[start of MATERIAL SHOWN]

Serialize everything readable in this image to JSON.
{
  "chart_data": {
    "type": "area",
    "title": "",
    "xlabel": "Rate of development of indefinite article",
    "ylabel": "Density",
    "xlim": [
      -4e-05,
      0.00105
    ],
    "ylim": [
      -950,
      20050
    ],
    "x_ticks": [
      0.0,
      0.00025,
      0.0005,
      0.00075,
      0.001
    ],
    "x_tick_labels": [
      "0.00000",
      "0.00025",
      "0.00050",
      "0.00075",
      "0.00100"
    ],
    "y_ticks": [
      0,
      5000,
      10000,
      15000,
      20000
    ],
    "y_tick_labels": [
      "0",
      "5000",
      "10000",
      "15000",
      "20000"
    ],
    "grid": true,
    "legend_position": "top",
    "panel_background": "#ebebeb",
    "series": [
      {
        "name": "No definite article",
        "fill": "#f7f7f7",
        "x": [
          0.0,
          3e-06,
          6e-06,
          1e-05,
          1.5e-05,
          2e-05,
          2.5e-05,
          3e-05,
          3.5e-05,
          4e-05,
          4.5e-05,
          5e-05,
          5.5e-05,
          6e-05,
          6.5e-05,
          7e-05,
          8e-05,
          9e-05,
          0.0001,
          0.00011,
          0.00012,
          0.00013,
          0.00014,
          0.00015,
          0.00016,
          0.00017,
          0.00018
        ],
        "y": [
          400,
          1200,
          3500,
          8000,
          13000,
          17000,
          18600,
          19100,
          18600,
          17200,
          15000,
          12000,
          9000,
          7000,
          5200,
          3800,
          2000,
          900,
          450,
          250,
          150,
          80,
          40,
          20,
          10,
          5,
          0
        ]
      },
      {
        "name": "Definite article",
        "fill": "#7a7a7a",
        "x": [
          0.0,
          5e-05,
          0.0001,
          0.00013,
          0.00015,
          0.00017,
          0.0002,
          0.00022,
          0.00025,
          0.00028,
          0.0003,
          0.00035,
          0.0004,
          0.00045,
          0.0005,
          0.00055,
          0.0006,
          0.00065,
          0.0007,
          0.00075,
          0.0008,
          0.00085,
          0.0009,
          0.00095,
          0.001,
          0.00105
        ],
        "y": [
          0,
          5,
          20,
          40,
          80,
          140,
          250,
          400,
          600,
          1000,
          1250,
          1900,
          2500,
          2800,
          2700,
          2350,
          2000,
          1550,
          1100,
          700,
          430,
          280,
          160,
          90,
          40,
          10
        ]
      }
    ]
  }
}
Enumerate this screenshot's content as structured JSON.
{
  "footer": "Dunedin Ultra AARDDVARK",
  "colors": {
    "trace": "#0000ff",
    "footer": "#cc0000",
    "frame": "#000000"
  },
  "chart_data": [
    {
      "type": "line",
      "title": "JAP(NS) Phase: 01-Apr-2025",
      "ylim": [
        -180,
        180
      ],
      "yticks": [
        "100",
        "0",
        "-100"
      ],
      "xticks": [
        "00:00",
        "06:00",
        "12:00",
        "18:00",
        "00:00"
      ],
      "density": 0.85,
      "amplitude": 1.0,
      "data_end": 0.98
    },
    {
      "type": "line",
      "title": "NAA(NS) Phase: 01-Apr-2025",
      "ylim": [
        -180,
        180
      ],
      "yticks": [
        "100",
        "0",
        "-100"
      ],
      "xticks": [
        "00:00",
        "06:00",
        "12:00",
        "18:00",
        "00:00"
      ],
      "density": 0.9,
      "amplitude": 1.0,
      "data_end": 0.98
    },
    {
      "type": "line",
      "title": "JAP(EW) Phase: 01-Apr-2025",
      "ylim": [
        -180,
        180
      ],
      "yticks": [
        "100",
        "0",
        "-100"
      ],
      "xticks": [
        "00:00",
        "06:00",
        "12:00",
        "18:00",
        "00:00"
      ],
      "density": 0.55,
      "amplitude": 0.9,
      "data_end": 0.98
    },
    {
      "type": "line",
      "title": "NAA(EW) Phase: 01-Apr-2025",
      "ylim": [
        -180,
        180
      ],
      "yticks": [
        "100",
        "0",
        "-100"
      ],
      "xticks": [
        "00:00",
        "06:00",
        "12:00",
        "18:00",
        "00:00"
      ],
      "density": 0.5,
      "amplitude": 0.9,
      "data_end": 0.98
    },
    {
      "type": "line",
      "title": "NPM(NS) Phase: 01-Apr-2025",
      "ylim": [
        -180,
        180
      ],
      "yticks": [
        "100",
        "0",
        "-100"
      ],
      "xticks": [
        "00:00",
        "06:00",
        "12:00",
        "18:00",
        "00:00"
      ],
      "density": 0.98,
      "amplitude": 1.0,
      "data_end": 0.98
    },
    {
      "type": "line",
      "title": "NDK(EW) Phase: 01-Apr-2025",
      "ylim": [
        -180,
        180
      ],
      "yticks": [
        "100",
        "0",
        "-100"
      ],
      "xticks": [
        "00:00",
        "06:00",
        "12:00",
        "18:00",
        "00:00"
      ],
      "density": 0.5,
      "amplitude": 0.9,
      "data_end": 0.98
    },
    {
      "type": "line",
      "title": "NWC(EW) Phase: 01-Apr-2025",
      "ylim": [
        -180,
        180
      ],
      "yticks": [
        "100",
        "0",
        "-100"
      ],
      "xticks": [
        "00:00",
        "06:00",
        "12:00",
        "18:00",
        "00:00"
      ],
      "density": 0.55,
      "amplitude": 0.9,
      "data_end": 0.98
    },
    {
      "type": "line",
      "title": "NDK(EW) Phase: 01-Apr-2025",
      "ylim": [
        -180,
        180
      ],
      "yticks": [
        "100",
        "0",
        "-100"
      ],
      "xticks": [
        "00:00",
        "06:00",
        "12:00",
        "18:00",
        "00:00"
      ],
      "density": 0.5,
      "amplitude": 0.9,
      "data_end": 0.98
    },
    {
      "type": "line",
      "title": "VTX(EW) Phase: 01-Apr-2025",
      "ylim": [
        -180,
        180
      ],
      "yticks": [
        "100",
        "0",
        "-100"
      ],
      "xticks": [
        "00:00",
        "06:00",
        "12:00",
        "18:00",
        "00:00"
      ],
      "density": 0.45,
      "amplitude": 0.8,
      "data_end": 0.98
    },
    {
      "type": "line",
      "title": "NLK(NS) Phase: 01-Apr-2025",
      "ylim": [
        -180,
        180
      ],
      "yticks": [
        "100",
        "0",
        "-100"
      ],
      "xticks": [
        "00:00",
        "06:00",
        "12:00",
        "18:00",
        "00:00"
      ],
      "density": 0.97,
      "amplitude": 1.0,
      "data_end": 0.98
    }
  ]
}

[end of MATERIAL SHOWN]

**WORK TO DO**
Go through the material above line by line and copy it exactly.

**FINAL RESULT**
Serialize everything readable in this image to JSON.
{
  "chart_data": {
    "type": "area",
    "title": "",
    "xlabel": "Rate of development of indefinite article",
    "ylabel": "Density",
    "xlim": [
      -4e-05,
      0.00105
    ],
    "ylim": [
      -950,
      20050
    ],
    "x_ticks": [
      0.0,
      0.00025,
      0.0005,
      0.00075,
      0.001
    ],
    "x_tick_labels": [
      "0.00000",
      "0.00025",
      "0.00050",
      "0.00075",
      "0.00100"
    ],
    "y_ticks": [
      0,
      5000,
      10000,
      15000,
      20000
    ],
    "y_tick_labels": [
      "0",
      "5000",
      "10000",
      "15000",
      "20000"
    ],
    "grid": true,
    "legend_position": "top",
    "panel_background": "#ebebeb",
    "series": [
      {
        "name": "No definite article",
        "fill": "#f7f7f7",
        "x": [
          0.0,
          3e-06,
          6e-06,
          1e-05,
          1.5e-05,
          2e-05,
          2.5e-05,
          3e-05,
          3.5e-05,
          4e-05,
          4.5e-05,
          5e-05,
          5.5e-05,
          6e-05,
          6.5e-05,
          7e-05,
          8e-05,
          9e-05,
          0.0001,
          0.00011,
          0.00012,
          0.00013,
          0.00014,
          0.00015,
          0.00016,
          0.00017,
          0.00018
        ],
        "y": [
          400,
          1200,
          3500,
          8000,
          13000,
          17000,
          18600,
          19100,
          18600,
          17200,
          15000,
          12000,
          9000,
          7000,
          5200,
          3800,
          2000,
          900,
          450,
          250,
          150,
          80,
          40,
          20,
          10,
          5,
          0
        ]
      },
      {
        "name": "Definite article",
        "fill": "#7a7a7a",
        "x": [
          0.0,
          5e-05,
          0.0001,
          0.00013,
          0.00015,
          0.00017,
          0.0002,
          0.00022,
          0.00025,
          0.00028,
          0.0003,
          0.00035,
          0.0004,
          0.00045,
          0.0005,
          0.00055,
          0.0006,
          0.00065,
          0.0007,
          0.00075,
          0.0008,
          0.00085,
          0.0009,
          0.00095,
          0.001,
          0.00105
        ],
        "y": [
          0,
          5,
          20,
          40,
          80,
          140,
          250,
          400,
          600,
          1000,
          1250,
          1900,
          2500,
          2800,
          2700,
          2350,
          2000,
          1550,
          1100,
          700,
          430,
          280,
          160,
          90,
          40,
          10
        ]
      }
    ]
  }
}
Enumerate this screenshot's content as structured JSON.
{
  "footer": "Dunedin Ultra AARDDVARK",
  "colors": {
    "trace": "#0000ff",
    "footer": "#cc0000",
    "frame": "#000000"
  },
  "chart_data": [
    {
      "type": "line",
      "title": "JAP(NS) Phase: 01-Apr-2025",
      "ylim": [
        -180,
        180
      ],
      "yticks": [
        "100",
        "0",
        "-100"
      ],
      "xticks": [
        "00:00",
        "06:00",
        "12:00",
        "18:00",
        "00:00"
      ],
      "density": 0.85,
      "amplitude": 1.0,
      "data_end": 0.98
    },
    {
      "type": "line",
      "title": "NAA(NS) Phase: 01-Apr-2025",
      "ylim": [
        -180,
        180
      ],
      "yticks": [
        "100",
        "0",
        "-100"
      ],
      "xticks": [
        "00:00",
        "06:00",
        "12:00",
        "18:00",
        "00:00"
      ],
      "density": 0.9,
      "amplitude": 1.0,
      "data_end": 0.98
    },
    {
      "type": "line",
      "title": "JAP(EW) Phase: 01-Apr-2025",
      "ylim": [
        -180,
        180
      ],
      "yticks": [
        "100",
        "0",
        "-100"
      ],
      "xticks": [
        "00:00",
        "06:00",
        "12:00",
        "18:00",
        "00:00"
      ],
      "density": 0.55,
      "amplitude": 0.9,
      "data_end": 0.98
    },
    {
      "type": "line",
      "title": "NAA(EW) Phase: 01-Apr-2025",
      "ylim": [
        -180,
        180
      ],
      "yticks": [
        "100",
        "0",
        "-100"
      ],
      "xticks": [
        "00:00",
        "06:00",
        "12:00",
        "18:00",
        "00:00"
      ],
      "density": 0.5,
      "amplitude": 0.9,
      "data_end": 0.98
    },
    {
      "type": "line",
      "title": "NPM(NS) Phase: 01-Apr-2025",
      "ylim": [
        -180,
        180
      ],
      "yticks": [
        "100",
        "0",
        "-100"
      ],
      "xticks": [
        "00:00",
        "06:00",
        "12:00",
        "18:00",
        "00:00"
      ],
      "density": 0.98,
      "amplitude": 1.0,
      "data_end": 0.98
    },
    {
      "type": "line",
      "title": "NDK(EW) Phase: 01-Apr-2025",
      "ylim": [
        -180,
        180
      ],
      "yticks": [
        "100",
        "0",
        "-100"
      ],
      "xticks": [
        "00:00",
        "06:00",
        "12:00",
        "18:00",
        "00:00"
      ],
      "density": 0.5,
      "amplitude": 0.9,
      "data_end": 0.98
    },
    {
      "type": "line",
      "title": "NWC(EW) Phase: 01-Apr-2025",
      "ylim": [
        -180,
        180
      ],
      "yticks": [
        "100",
        "0",
        "-100"
      ],
      "xticks": [
        "00:00",
        "06:00",
        "12:00",
        "18:00",
        "00:00"
      ],
      "density": 0.55,
      "amplitude": 0.9,
      "data_end": 0.98
    },
    {
      "type": "line",
      "title": "NDK(EW) Phase: 01-Apr-2025",
      "ylim": [
        -180,
        180
      ],
      "yticks": [
        "100",
        "0",
        "-100"
      ],
      "xticks": [
        "00:00",
        "06:00",
        "12:00",
        "18:00",
        "00:00"
      ],
      "density": 0.5,
      "amplitude": 0.9,
      "data_end": 0.98
    },
    {
      "type": "line",
      "title": "VTX(EW) Phase: 01-Apr-2025",
      "ylim": [
        -180,
        180
      ],
      "yticks": [
        "100",
        "0",
        "-100"
      ],
      "xticks": [
        "00:00",
        "06:00",
        "12:00",
        "18:00",
        "00:00"
      ],
      "density": 0.45,
      "amplitude": 0.8,
      "data_end": 0.98
    },
    {
      "type": "line",
      "title": "NLK(NS) Phase: 01-Apr-2025",
      "ylim": [
        -180,
        180
      ],
      "yticks": [
        "100",
        "0",
        "-100"
      ],
      "xticks": [
        "00:00",
        "06:00",
        "12:00",
        "18:00",
        "00:00"
      ],
      "density": 0.97,
      "amplitude": 1.0,
      "data_end": 0.98
    }
  ]
}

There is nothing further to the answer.